━━ ENTRIES ━━

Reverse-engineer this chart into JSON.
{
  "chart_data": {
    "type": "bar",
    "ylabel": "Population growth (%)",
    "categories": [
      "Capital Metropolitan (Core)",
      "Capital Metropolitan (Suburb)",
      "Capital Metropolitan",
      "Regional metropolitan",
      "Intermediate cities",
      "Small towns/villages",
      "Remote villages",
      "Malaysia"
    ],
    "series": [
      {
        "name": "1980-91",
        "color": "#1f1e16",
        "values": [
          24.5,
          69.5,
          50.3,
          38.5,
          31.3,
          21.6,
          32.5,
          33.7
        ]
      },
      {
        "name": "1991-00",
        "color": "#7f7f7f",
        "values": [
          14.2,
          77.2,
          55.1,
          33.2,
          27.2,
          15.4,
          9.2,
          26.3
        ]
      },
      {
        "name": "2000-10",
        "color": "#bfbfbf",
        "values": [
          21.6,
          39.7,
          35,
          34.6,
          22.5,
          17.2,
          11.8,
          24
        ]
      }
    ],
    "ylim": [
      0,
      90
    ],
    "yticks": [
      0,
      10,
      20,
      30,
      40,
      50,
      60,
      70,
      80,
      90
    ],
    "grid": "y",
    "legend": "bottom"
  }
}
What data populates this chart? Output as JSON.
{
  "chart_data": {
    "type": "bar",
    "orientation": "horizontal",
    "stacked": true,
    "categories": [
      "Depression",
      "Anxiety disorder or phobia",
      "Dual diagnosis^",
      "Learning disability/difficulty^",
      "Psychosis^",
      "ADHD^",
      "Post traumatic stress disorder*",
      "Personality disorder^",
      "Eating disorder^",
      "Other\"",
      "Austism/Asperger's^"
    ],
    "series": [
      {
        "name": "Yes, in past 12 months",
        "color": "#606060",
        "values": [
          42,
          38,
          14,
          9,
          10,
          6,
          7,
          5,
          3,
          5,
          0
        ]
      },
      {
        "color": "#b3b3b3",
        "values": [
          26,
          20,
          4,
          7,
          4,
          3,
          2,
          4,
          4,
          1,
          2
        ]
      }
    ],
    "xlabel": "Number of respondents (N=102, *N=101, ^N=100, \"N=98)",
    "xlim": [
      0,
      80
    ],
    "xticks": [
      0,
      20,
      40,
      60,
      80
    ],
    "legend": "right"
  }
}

━━━

EXERCISE BRIEF
Repeat every entry exactly as written above.

RESULT OF THE TASK
Reverse-engineer this chart into JSON.
{
  "chart_data": {
    "type": "bar",
    "ylabel": "Population growth (%)",
    "categories": [
      "Capital Metropolitan (Core)",
      "Capital Metropolitan (Suburb)",
      "Capital Metropolitan",
      "Regional metropolitan",
      "Intermediate cities",
      "Small towns/villages",
      "Remote villages",
      "Malaysia"
    ],
    "series": [
      {
        "name": "1980-91",
        "color": "#1f1e16",
        "values": [
          24.5,
          69.5,
          50.3,
          38.5,
          31.3,
          21.6,
          32.5,
          33.7
        ]
      },
      {
        "name": "1991-00",
        "color": "#7f7f7f",
        "values": [
          14.2,
          77.2,
          55.1,
          33.2,
          27.2,
          15.4,
          9.2,
          26.3
        ]
      },
      {
        "name": "2000-10",
        "color": "#bfbfbf",
        "values": [
          21.6,
          39.7,
          35,
          34.6,
          22.5,
          17.2,
          11.8,
          24
        ]
      }
    ],
    "ylim": [
      0,
      90
    ],
    "yticks": [
      0,
      10,
      20,
      30,
      40,
      50,
      60,
      70,
      80,
      90
    ],
    "grid": "y",
    "legend": "bottom"
  }
}
What data populates this chart? Output as JSON.
{
  "chart_data": {
    "type": "bar",
    "orientation": "horizontal",
    "stacked": true,
    "categories": [
      "Depression",
      "Anxiety disorder or phobia",
      "Dual diagnosis^",
      "Learning disability/difficulty^",
      "Psychosis^",
      "ADHD^",
      "Post traumatic stress disorder*",
      "Personality disorder^",
      "Eating disorder^",
      "Other\"",
      "Austism/Asperger's^"
    ],
    "series": [
      {
        "name": "Yes, in past 12 months",
        "color": "#606060",
        "values": [
          42,
          38,
          14,
          9,
          10,
          6,
          7,
          5,
          3,
          5,
          0
        ]
      },
      {
        "color": "#b3b3b3",
        "values": [
          26,
          20,
          4,
          7,
          4,
          3,
          2,
          4,
          4,
          1,
          2
        ]
      }
    ],
    "xlabel": "Number of respondents (N=102, *N=101, ^N=100, \"N=98)",
    "xlim": [
      0,
      80
    ],
    "xticks": [
      0,
      20,
      40,
      60,
      80
    ],
    "legend": "right"
  }
}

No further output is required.